* **Exercise brief**: Retype each entry below, keeping every character the same.

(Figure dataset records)
** Begin **
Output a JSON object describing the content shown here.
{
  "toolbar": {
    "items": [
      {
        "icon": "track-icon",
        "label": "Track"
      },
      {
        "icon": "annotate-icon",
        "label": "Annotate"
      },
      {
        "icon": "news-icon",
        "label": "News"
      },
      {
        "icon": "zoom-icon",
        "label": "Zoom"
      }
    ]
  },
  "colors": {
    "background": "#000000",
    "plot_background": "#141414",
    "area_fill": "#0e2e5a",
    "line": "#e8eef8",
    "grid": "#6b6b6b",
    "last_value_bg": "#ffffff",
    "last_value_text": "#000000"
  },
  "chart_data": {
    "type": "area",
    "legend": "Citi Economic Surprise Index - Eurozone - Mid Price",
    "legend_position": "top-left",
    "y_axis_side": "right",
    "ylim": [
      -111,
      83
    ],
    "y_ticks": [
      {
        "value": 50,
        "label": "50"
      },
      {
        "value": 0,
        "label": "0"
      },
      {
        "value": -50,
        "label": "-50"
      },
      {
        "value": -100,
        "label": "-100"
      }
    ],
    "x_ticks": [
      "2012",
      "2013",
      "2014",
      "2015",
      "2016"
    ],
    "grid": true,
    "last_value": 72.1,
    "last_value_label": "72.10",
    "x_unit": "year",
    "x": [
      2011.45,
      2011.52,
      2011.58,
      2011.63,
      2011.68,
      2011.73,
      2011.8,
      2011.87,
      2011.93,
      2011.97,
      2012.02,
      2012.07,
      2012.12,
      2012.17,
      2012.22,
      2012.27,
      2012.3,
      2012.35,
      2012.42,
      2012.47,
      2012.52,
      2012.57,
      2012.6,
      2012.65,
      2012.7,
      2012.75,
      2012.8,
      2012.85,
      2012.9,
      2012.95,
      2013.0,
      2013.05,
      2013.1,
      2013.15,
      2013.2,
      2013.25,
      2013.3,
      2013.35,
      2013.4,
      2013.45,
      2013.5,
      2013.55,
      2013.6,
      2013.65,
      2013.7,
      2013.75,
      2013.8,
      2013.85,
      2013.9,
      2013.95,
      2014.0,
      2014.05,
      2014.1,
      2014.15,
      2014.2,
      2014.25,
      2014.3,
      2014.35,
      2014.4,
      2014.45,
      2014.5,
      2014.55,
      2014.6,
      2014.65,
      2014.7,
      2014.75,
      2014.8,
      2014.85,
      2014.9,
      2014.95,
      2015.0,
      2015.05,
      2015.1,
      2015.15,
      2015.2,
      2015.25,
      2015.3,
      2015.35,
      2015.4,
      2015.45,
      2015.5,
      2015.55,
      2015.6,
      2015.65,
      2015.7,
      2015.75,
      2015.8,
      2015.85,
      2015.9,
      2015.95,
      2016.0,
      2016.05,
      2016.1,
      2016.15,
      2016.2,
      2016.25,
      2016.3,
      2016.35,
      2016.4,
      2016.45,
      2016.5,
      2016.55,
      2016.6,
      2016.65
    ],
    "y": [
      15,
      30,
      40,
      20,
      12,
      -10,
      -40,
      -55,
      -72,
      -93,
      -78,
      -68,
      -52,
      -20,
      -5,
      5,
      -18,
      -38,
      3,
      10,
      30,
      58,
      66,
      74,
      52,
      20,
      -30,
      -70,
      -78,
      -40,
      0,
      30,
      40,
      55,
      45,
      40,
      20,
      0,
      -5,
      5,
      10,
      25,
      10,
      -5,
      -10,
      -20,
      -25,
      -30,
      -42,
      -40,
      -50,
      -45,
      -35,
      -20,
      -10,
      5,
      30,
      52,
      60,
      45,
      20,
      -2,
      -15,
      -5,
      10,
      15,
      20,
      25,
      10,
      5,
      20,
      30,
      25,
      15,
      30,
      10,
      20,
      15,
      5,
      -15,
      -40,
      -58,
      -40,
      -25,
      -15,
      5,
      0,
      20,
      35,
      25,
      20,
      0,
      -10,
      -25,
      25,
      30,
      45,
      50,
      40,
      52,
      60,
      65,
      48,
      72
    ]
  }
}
** End **
* **Written answer**:
Output a JSON object describing the content shown here.
{
  "toolbar": {
    "items": [
      {
        "icon": "track-icon",
        "label": "Track"
      },
      {
        "icon": "annotate-icon",
        "label": "Annotate"
      },
      {
        "icon": "news-icon",
        "label": "News"
      },
      {
        "icon": "zoom-icon",
        "label": "Zoom"
      }
    ]
  },
  "colors": {
    "background": "#000000",
    "plot_background": "#141414",
    "area_fill": "#0e2e5a",
    "line": "#e8eef8",
    "grid": "#6b6b6b",
    "last_value_bg": "#ffffff",
    "last_value_text": "#000000"
  },
  "chart_data": {
    "type": "area",
    "legend": "Citi Economic Surprise Index - Eurozone - Mid Price",
    "legend_position": "top-left",
    "y_axis_side": "right",
    "ylim": [
      -111,
      83
    ],
    "y_ticks": [
      {
        "value": 50,
        "label": "50"
      },
      {
        "value": 0,
        "label": "0"
      },
      {
        "value": -50,
        "label": "-50"
      },
      {
        "value": -100,
        "label": "-100"
      }
    ],
    "x_ticks": [
      "2012",
      "2013",
      "2014",
      "2015",
      "2016"
    ],
    "grid": true,
    "last_value": 72.1,
    "last_value_label": "72.10",
    "x_unit": "year",
    "x": [
      2011.45,
      2011.52,
      2011.58,
      2011.63,
      2011.68,
      2011.73,
      2011.8,
      2011.87,
      2011.93,
      2011.97,
      2012.02,
      2012.07,
      2012.12,
      2012.17,
      2012.22,
      2012.27,
      2012.3,
      2012.35,
      2012.42,
      2012.47,
      2012.52,
      2012.57,
      2012.6,
      2012.65,
      2012.7,
      2012.75,
      2012.8,
      2012.85,
      2012.9,
      2012.95,
      2013.0,
      2013.05,
      2013.1,
      2013.15,
      2013.2,
      2013.25,
      2013.3,
      2013.35,
      2013.4,
      2013.45,
      2013.5,
      2013.55,
      2013.6,
      2013.65,
      2013.7,
      2013.75,
      2013.8,
      2013.85,
      2013.9,
      2013.95,
      2014.0,
      2014.05,
      2014.1,
      2014.15,
      2014.2,
      2014.25,
      2014.3,
      2014.35,
      2014.4,
      2014.45,
      2014.5,
      2014.55,
      2014.6,
      2014.65,
      2014.7,
      2014.75,
      2014.8,
      2014.85,
      2014.9,
      2014.95,
      2015.0,
      2015.05,
      2015.1,
      2015.15,
      2015.2,
      2015.25,
      2015.3,
      2015.35,
      2015.4,
      2015.45,
      2015.5,
      2015.55,
      2015.6,
      2015.65,
      2015.7,
      2015.75,
      2015.8,
      2015.85,
      2015.9,
      2015.95,
      2016.0,
      2016.05,
      2016.1,
      2016.15,
      2016.2,
      2016.25,
      2016.3,
      2016.35,
      2016.4,
      2016.45,
      2016.5,
      2016.55,
      2016.6,
      2016.65
    ],
    "y": [
      15,
      30,
      40,
      20,
      12,
      -10,
      -40,
      -55,
      -72,
      -93,
      -78,
      -68,
      -52,
      -20,
      -5,
      5,
      -18,
      -38,
      3,
      10,
      30,
      58,
      66,
      74,
      52,
      20,
      -30,
      -70,
      -78,
      -40,
      0,
      30,
      40,
      55,
      45,
      40,
      20,
      0,
      -5,
      5,
      10,
      25,
      10,
      -5,
      -10,
      -20,
      -25,
      -30,
      -42,
      -40,
      -50,
      -45,
      -35,
      -20,
      -10,
      5,
      30,
      52,
      60,
      45,
      20,
      -2,
      -15,
      -5,
      10,
      15,
      20,
      25,
      10,
      5,
      20,
      30,
      25,
      15,
      30,
      10,
      20,
      15,
      5,
      -15,
      -40,
      -58,
      -40,
      -25,
      -15,
      5,
      0,
      20,
      35,
      25,
      20,
      0,
      -10,
      -25,
      25,
      30,
      45,
      50,
      40,
      52,
      60,
      65,
      48,
      72
    ]
  }
}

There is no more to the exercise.